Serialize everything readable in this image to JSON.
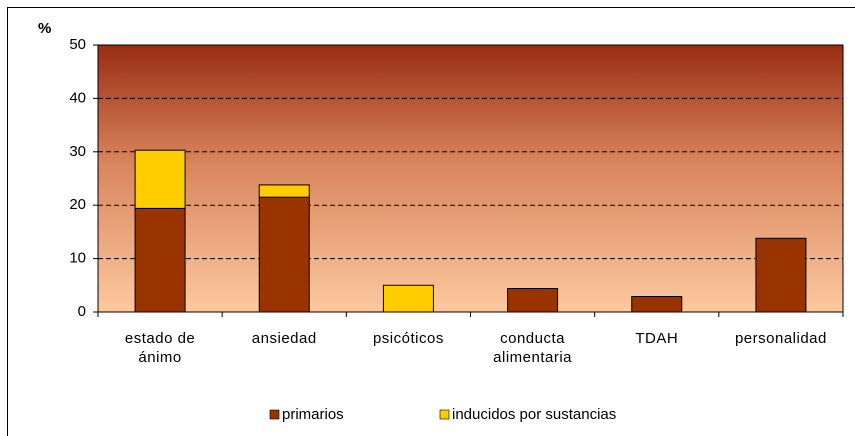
{
  "chart_data": {
    "type": "stacked_bar",
    "y_label": "%",
    "categories": [
      "estado de ánimo",
      "ansiedad",
      "psicóticos",
      "conducta alimentaria",
      "TDAH",
      "personalidad"
    ],
    "series": [
      {
        "name": "primarios",
        "color": "#993300",
        "values": [
          19.4,
          21.5,
          0,
          4.4,
          2.9,
          13.8
        ]
      },
      {
        "name": "inducidos por sustancias",
        "color": "#ffcc00",
        "values": [
          10.9,
          2.3,
          5.0,
          0,
          0,
          0
        ]
      }
    ],
    "ylim": [
      0,
      50
    ],
    "yticks": [
      0,
      10,
      20,
      30,
      40,
      50
    ],
    "grid": true,
    "legend": "bottom"
  }
}
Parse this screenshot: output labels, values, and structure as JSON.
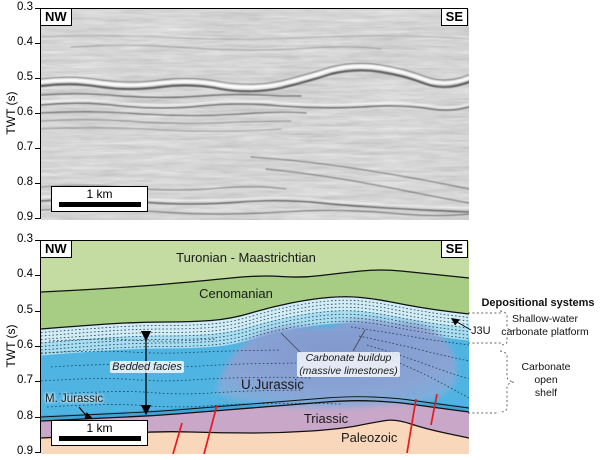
{
  "axis": {
    "label": "TWT (s)",
    "ticks": [
      "0.3",
      "0.4",
      "0.5",
      "0.6",
      "0.7",
      "0.8",
      "0.9"
    ]
  },
  "corners": {
    "left": "NW",
    "right": "SE"
  },
  "scalebar_label": "1 km",
  "interpretation": {
    "units": {
      "turonian": "Turonian - Maastrichtian",
      "cenomanian": "Cenomanian",
      "u_jurassic": "U.Jurassic",
      "m_jurassic": "M. Jurassic",
      "triassic": "Triassic",
      "paleozoic": "Paleozoic"
    },
    "annotations": {
      "bedded_facies": "Bedded facies",
      "carbonate_buildup": "Carbonate buildup\n(massive limestones)",
      "j3u": "J3U"
    }
  },
  "legend": {
    "title": "Depositional systems",
    "items": [
      {
        "label": "Shallow-water\ncarbonate platform"
      },
      {
        "label": "Carbonate\nopen\nshelf"
      }
    ]
  },
  "colors": {
    "turonian_green": "#c4dca2",
    "cenomanian_green": "#a6cd83",
    "shelf_band_light": "#d2ecf6",
    "shelf_band_mid": "#a9ddf1",
    "shelf_blue": "#4fb4e2",
    "buildup_purple": "#8e9cd0",
    "triassic_mauve": "#c9a7c8",
    "paleozoic_peach": "#f8d7bb",
    "fault_red": "#e8191d"
  }
}
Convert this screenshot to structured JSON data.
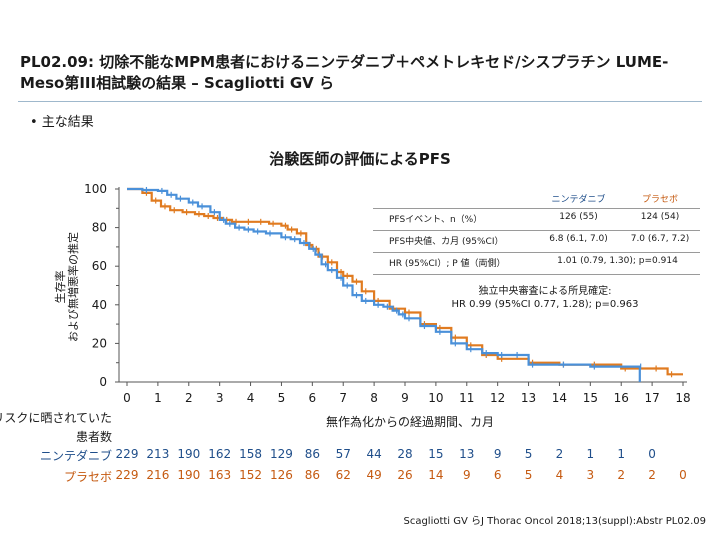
{
  "slide": {
    "title_line1": "PL02.09: 切除不能なMPM患者におけるニンテダニブ＋ペメトレキセド/シスプラチン LUME-",
    "title_line2": "Meso第III相試験の結果 – Scagliotti GV ら",
    "bullet": "•  主な結果",
    "citation": "Scagliotti GV らJ Thorac Oncol 2018;13(suppl):Abstr PL02.09"
  },
  "legend": {
    "col1": "ニンテダニブ",
    "col2": "プラセボ",
    "rows": [
      {
        "label": "PFSイベント、n（%）",
        "v1": "126 (55)",
        "v2": "124 (54)"
      },
      {
        "label": "PFS中央値、カ月 (95%CI）",
        "v1": "6.8 (6.1, 7.0)",
        "v2": "7.0 (6.7, 7.2)"
      },
      {
        "label": "HR (95%CI）; P 値（両側）",
        "span": "1.01 (0.79, 1.30); p=0.914"
      }
    ]
  },
  "independent": {
    "line1": "独立中央審査による所見確定:",
    "line2": "HR 0.99 (95%CI 0.77, 1.28); p=0.963"
  },
  "risk_table": {
    "header_line1": "リスクに晒されていた",
    "header_line2": "患者数",
    "rows": [
      {
        "name": "ニンテダニブ",
        "color": "#1f4e8a",
        "counts": [
          "229",
          "213",
          "190",
          "162",
          "158",
          "129",
          "86",
          "57",
          "44",
          "28",
          "15",
          "13",
          "9",
          "5",
          "2",
          "1",
          "1",
          "0",
          ""
        ]
      },
      {
        "name": "プラセボ",
        "color": "#c55a11",
        "counts": [
          "229",
          "216",
          "190",
          "163",
          "152",
          "126",
          "86",
          "62",
          "49",
          "26",
          "14",
          "9",
          "6",
          "5",
          "4",
          "3",
          "2",
          "2",
          "0"
        ]
      }
    ]
  },
  "chart_data": {
    "type": "line",
    "title": "治験医師の評価によるPFS",
    "xlabel": "無作為化からの経過期間、カ月",
    "ylabel_line1": "生存率",
    "ylabel_line2": "および無増悪率の推定",
    "xlim": [
      0,
      18
    ],
    "ylim": [
      0,
      100
    ],
    "x_ticks": [
      "0",
      "1",
      "2",
      "3",
      "4",
      "5",
      "6",
      "7",
      "8",
      "9",
      "10",
      "11",
      "12",
      "13",
      "14",
      "15",
      "16",
      "17",
      "18"
    ],
    "y_ticks": [
      "0",
      "20",
      "40",
      "60",
      "80",
      "100"
    ],
    "step": true,
    "series": [
      {
        "name": "ニンテダニブ",
        "color": "#4a90d9",
        "points": [
          [
            0,
            100
          ],
          [
            0.5,
            99.5
          ],
          [
            1,
            99
          ],
          [
            1.3,
            97
          ],
          [
            1.6,
            95
          ],
          [
            2,
            93
          ],
          [
            2.3,
            91
          ],
          [
            2.7,
            88
          ],
          [
            3,
            84
          ],
          [
            3.2,
            82
          ],
          [
            3.5,
            80
          ],
          [
            3.8,
            79
          ],
          [
            4.1,
            78
          ],
          [
            4.5,
            77
          ],
          [
            5,
            75
          ],
          [
            5.3,
            74
          ],
          [
            5.6,
            72
          ],
          [
            5.9,
            69
          ],
          [
            6.1,
            66
          ],
          [
            6.3,
            61
          ],
          [
            6.5,
            58
          ],
          [
            6.8,
            54
          ],
          [
            7,
            50
          ],
          [
            7.3,
            45
          ],
          [
            7.6,
            42
          ],
          [
            8,
            40
          ],
          [
            8.3,
            39
          ],
          [
            8.6,
            37
          ],
          [
            8.8,
            35
          ],
          [
            9,
            33
          ],
          [
            9.5,
            29
          ],
          [
            10,
            26
          ],
          [
            10.5,
            20
          ],
          [
            11,
            17
          ],
          [
            11.5,
            15
          ],
          [
            12,
            14
          ],
          [
            12.5,
            14
          ],
          [
            13,
            9
          ],
          [
            14,
            9
          ],
          [
            15,
            8
          ],
          [
            16.5,
            8
          ],
          [
            16.6,
            0
          ]
        ]
      },
      {
        "name": "プラセボ",
        "color": "#e07b20",
        "points": [
          [
            0,
            100
          ],
          [
            0.5,
            98
          ],
          [
            0.8,
            94
          ],
          [
            1.1,
            91
          ],
          [
            1.4,
            89
          ],
          [
            1.8,
            88
          ],
          [
            2.2,
            87
          ],
          [
            2.5,
            86
          ],
          [
            2.8,
            85
          ],
          [
            3.1,
            84
          ],
          [
            3.4,
            83
          ],
          [
            3.8,
            83
          ],
          [
            4.2,
            83
          ],
          [
            4.6,
            82
          ],
          [
            5,
            81
          ],
          [
            5.2,
            79
          ],
          [
            5.5,
            77
          ],
          [
            5.8,
            71
          ],
          [
            6,
            69
          ],
          [
            6.2,
            65
          ],
          [
            6.5,
            62
          ],
          [
            6.8,
            57
          ],
          [
            7,
            55
          ],
          [
            7.3,
            52
          ],
          [
            7.6,
            47
          ],
          [
            8,
            42
          ],
          [
            8.5,
            38
          ],
          [
            9,
            36
          ],
          [
            9.5,
            30
          ],
          [
            10,
            28
          ],
          [
            10.5,
            23
          ],
          [
            11,
            19
          ],
          [
            11.5,
            14
          ],
          [
            12,
            12
          ],
          [
            13,
            10
          ],
          [
            14,
            9
          ],
          [
            15,
            9
          ],
          [
            16,
            7
          ],
          [
            17,
            7
          ],
          [
            17.5,
            4
          ],
          [
            18,
            4
          ]
        ]
      }
    ]
  }
}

★ ★ ★ ★

> **AIM OF THE EXERCISE**
Pictures appear in the records above. Output everything except them, exactly.

> **REPLY**
Serialize everything readable in this image to JSON.
{
  "chart_data": {
    "type": "stacked_bar",
    "y_label": "%",
    "categories": [
      "estado de ánimo",
      "ansiedad",
      "psicóticos",
      "conducta alimentaria",
      "TDAH",
      "personalidad"
    ],
    "series": [
      {
        "name": "primarios",
        "color": "#993300",
        "values": [
          19.4,
          21.5,
          0,
          4.4,
          2.9,
          13.8
        ]
      },
      {
        "name": "inducidos por sustancias",
        "color": "#ffcc00",
        "values": [
          10.9,
          2.3,
          5.0,
          0,
          0,
          0
        ]
      }
    ],
    "ylim": [
      0,
      50
    ],
    "yticks": [
      0,
      10,
      20,
      30,
      40,
      50
    ],
    "grid": true,
    "legend": "bottom"
  }
}
Parse this screenshot: output labels, values, and structure as JSON.
{
  "axis": {
    "label": "TWT (s)",
    "ticks": [
      "0.3",
      "0.4",
      "0.5",
      "0.6",
      "0.7",
      "0.8",
      "0.9"
    ]
  },
  "corners": {
    "left": "NW",
    "right": "SE"
  },
  "scalebar_label": "1 km",
  "interpretation": {
    "units": {
      "turonian": "Turonian - Maastrichtian",
      "cenomanian": "Cenomanian",
      "u_jurassic": "U.Jurassic",
      "m_jurassic": "M. Jurassic",
      "triassic": "Triassic",
      "paleozoic": "Paleozoic"
    },
    "annotations": {
      "bedded_facies": "Bedded facies",
      "carbonate_buildup": "Carbonate buildup\n(massive limestones)",
      "j3u": "J3U"
    }
  },
  "legend": {
    "title": "Depositional systems",
    "items": [
      {
        "label": "Shallow-water\ncarbonate platform"
      },
      {
        "label": "Carbonate\nopen\nshelf"
      }
    ]
  },
  "colors": {
    "turonian_green": "#c4dca2",
    "cenomanian_green": "#a6cd83",
    "shelf_band_light": "#d2ecf6",
    "shelf_band_mid": "#a9ddf1",
    "shelf_blue": "#4fb4e2",
    "buildup_purple": "#8e9cd0",
    "triassic_mauve": "#c9a7c8",
    "paleozoic_peach": "#f8d7bb",
    "fault_red": "#e8191d"
  }
}
Convert this screenshot to structured JSON data.
{
  "slide": {
    "title_line1": "PL02.09: 切除不能なMPM患者におけるニンテダニブ＋ペメトレキセド/シスプラチン LUME-",
    "title_line2": "Meso第III相試験の結果 – Scagliotti GV ら",
    "bullet": "•  主な結果",
    "citation": "Scagliotti GV らJ Thorac Oncol 2018;13(suppl):Abstr PL02.09"
  },
  "legend": {
    "col1": "ニンテダニブ",
    "col2": "プラセボ",
    "rows": [
      {
        "label": "PFSイベント、n（%）",
        "v1": "126 (55)",
        "v2": "124 (54)"
      },
      {
        "label": "PFS中央値、カ月 (95%CI）",
        "v1": "6.8 (6.1, 7.0)",
        "v2": "7.0 (6.7, 7.2)"
      },
      {
        "label": "HR (95%CI）; P 値（両側）",
        "span": "1.01 (0.79, 1.30); p=0.914"
      }
    ]
  },
  "independent": {
    "line1": "独立中央審査による所見確定:",
    "line2": "HR 0.99 (95%CI 0.77, 1.28); p=0.963"
  },
  "risk_table": {
    "header_line1": "リスクに晒されていた",
    "header_line2": "患者数",
    "rows": [
      {
        "name": "ニンテダニブ",
        "color": "#1f4e8a",
        "counts": [
          "229",
          "213",
          "190",
          "162",
          "158",
          "129",
          "86",
          "57",
          "44",
          "28",
          "15",
          "13",
          "9",
          "5",
          "2",
          "1",
          "1",
          "0",
          ""
        ]
      },
      {
        "name": "プラセボ",
        "color": "#c55a11",
        "counts": [
          "229",
          "216",
          "190",
          "163",
          "152",
          "126",
          "86",
          "62",
          "49",
          "26",
          "14",
          "9",
          "6",
          "5",
          "4",
          "3",
          "2",
          "2",
          "0"
        ]
      }
    ]
  },
  "chart_data": {
    "type": "line",
    "title": "治験医師の評価によるPFS",
    "xlabel": "無作為化からの経過期間、カ月",
    "ylabel_line1": "生存率",
    "ylabel_line2": "および無増悪率の推定",
    "xlim": [
      0,
      18
    ],
    "ylim": [
      0,
      100
    ],
    "x_ticks": [
      "0",
      "1",
      "2",
      "3",
      "4",
      "5",
      "6",
      "7",
      "8",
      "9",
      "10",
      "11",
      "12",
      "13",
      "14",
      "15",
      "16",
      "17",
      "18"
    ],
    "y_ticks": [
      "0",
      "20",
      "40",
      "60",
      "80",
      "100"
    ],
    "step": true,
    "series": [
      {
        "name": "ニンテダニブ",
        "color": "#4a90d9",
        "points": [
          [
            0,
            100
          ],
          [
            0.5,
            99.5
          ],
          [
            1,
            99
          ],
          [
            1.3,
            97
          ],
          [
            1.6,
            95
          ],
          [
            2,
            93
          ],
          [
            2.3,
            91
          ],
          [
            2.7,
            88
          ],
          [
            3,
            84
          ],
          [
            3.2,
            82
          ],
          [
            3.5,
            80
          ],
          [
            3.8,
            79
          ],
          [
            4.1,
            78
          ],
          [
            4.5,
            77
          ],
          [
            5,
            75
          ],
          [
            5.3,
            74
          ],
          [
            5.6,
            72
          ],
          [
            5.9,
            69
          ],
          [
            6.1,
            66
          ],
          [
            6.3,
            61
          ],
          [
            6.5,
            58
          ],
          [
            6.8,
            54
          ],
          [
            7,
            50
          ],
          [
            7.3,
            45
          ],
          [
            7.6,
            42
          ],
          [
            8,
            40
          ],
          [
            8.3,
            39
          ],
          [
            8.6,
            37
          ],
          [
            8.8,
            35
          ],
          [
            9,
            33
          ],
          [
            9.5,
            29
          ],
          [
            10,
            26
          ],
          [
            10.5,
            20
          ],
          [
            11,
            17
          ],
          [
            11.5,
            15
          ],
          [
            12,
            14
          ],
          [
            12.5,
            14
          ],
          [
            13,
            9
          ],
          [
            14,
            9
          ],
          [
            15,
            8
          ],
          [
            16.5,
            8
          ],
          [
            16.6,
            0
          ]
        ]
      },
      {
        "name": "プラセボ",
        "color": "#e07b20",
        "points": [
          [
            0,
            100
          ],
          [
            0.5,
            98
          ],
          [
            0.8,
            94
          ],
          [
            1.1,
            91
          ],
          [
            1.4,
            89
          ],
          [
            1.8,
            88
          ],
          [
            2.2,
            87
          ],
          [
            2.5,
            86
          ],
          [
            2.8,
            85
          ],
          [
            3.1,
            84
          ],
          [
            3.4,
            83
          ],
          [
            3.8,
            83
          ],
          [
            4.2,
            83
          ],
          [
            4.6,
            82
          ],
          [
            5,
            81
          ],
          [
            5.2,
            79
          ],
          [
            5.5,
            77
          ],
          [
            5.8,
            71
          ],
          [
            6,
            69
          ],
          [
            6.2,
            65
          ],
          [
            6.5,
            62
          ],
          [
            6.8,
            57
          ],
          [
            7,
            55
          ],
          [
            7.3,
            52
          ],
          [
            7.6,
            47
          ],
          [
            8,
            42
          ],
          [
            8.5,
            38
          ],
          [
            9,
            36
          ],
          [
            9.5,
            30
          ],
          [
            10,
            28
          ],
          [
            10.5,
            23
          ],
          [
            11,
            19
          ],
          [
            11.5,
            14
          ],
          [
            12,
            12
          ],
          [
            13,
            10
          ],
          [
            14,
            9
          ],
          [
            15,
            9
          ],
          [
            16,
            7
          ],
          [
            17,
            7
          ],
          [
            17.5,
            4
          ],
          [
            18,
            4
          ]
        ]
      }
    ]
  }
}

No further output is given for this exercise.